■ **Task requirements**
Every line of the data must be copied exactly.

◇ ◇ ◇ ◇ ◇ ◇ ◇

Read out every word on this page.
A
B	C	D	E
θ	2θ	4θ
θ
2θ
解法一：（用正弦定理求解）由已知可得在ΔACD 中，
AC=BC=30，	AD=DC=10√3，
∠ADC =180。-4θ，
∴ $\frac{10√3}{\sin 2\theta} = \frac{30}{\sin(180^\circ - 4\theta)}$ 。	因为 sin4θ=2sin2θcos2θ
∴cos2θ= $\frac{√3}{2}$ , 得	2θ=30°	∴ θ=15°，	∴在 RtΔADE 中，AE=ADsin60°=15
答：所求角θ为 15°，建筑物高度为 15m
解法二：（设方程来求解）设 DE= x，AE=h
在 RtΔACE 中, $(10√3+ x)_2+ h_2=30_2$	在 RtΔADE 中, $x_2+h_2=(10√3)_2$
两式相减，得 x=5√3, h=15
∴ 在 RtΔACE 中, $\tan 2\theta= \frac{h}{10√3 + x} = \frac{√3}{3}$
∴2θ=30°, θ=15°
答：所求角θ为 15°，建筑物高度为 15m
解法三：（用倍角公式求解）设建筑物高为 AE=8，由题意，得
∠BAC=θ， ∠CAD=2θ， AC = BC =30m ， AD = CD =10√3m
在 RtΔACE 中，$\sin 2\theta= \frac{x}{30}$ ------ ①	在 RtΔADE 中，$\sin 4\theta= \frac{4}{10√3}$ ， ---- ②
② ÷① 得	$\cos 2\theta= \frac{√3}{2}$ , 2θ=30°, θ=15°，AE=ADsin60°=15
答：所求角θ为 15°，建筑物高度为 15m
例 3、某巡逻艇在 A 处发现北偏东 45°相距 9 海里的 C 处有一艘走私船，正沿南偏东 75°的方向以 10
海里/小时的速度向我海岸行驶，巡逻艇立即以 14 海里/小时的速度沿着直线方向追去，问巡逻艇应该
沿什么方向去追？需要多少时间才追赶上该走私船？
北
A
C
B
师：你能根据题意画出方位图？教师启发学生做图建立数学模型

◇ ◇ ◇ ◇ ◇ ◇ ◇

■ **Correct result**
Read out every word on this page.
A
B	C	D	E
θ	2θ	4θ
θ
2θ
解法一：（用正弦定理求解）由已知可得在ΔACD 中，
AC=BC=30，	AD=DC=10√3，
∠ADC =180。-4θ，
∴ $\frac{10√3}{\sin 2\theta} = \frac{30}{\sin(180^\circ - 4\theta)}$ 。	因为 sin4θ=2sin2θcos2θ
∴cos2θ= $\frac{√3}{2}$ , 得	2θ=30°	∴ θ=15°，	∴在 RtΔADE 中，AE=ADsin60°=15
答：所求角θ为 15°，建筑物高度为 15m
解法二：（设方程来求解）设 DE= x，AE=h
在 RtΔACE 中, $(10√3+ x)_2+ h_2=30_2$	在 RtΔADE 中, $x_2+h_2=(10√3)_2$
两式相减，得 x=5√3, h=15
∴ 在 RtΔACE 中, $\tan 2\theta= \frac{h}{10√3 + x} = \frac{√3}{3}$
∴2θ=30°, θ=15°
答：所求角θ为 15°，建筑物高度为 15m
解法三：（用倍角公式求解）设建筑物高为 AE=8，由题意，得
∠BAC=θ， ∠CAD=2θ， AC = BC =30m ， AD = CD =10√3m
在 RtΔACE 中，$\sin 2\theta= \frac{x}{30}$ ------ ①	在 RtΔADE 中，$\sin 4\theta= \frac{4}{10√3}$ ， ---- ②
② ÷① 得	$\cos 2\theta= \frac{√3}{2}$ , 2θ=30°, θ=15°，AE=ADsin60°=15
答：所求角θ为 15°，建筑物高度为 15m
例 3、某巡逻艇在 A 处发现北偏东 45°相距 9 海里的 C 处有一艘走私船，正沿南偏东 75°的方向以 10
海里/小时的速度向我海岸行驶，巡逻艇立即以 14 海里/小时的速度沿着直线方向追去，问巡逻艇应该
沿什么方向去追？需要多少时间才追赶上该走私船？
北
A
C
B
师：你能根据题意画出方位图？教师启发学生做图建立数学模型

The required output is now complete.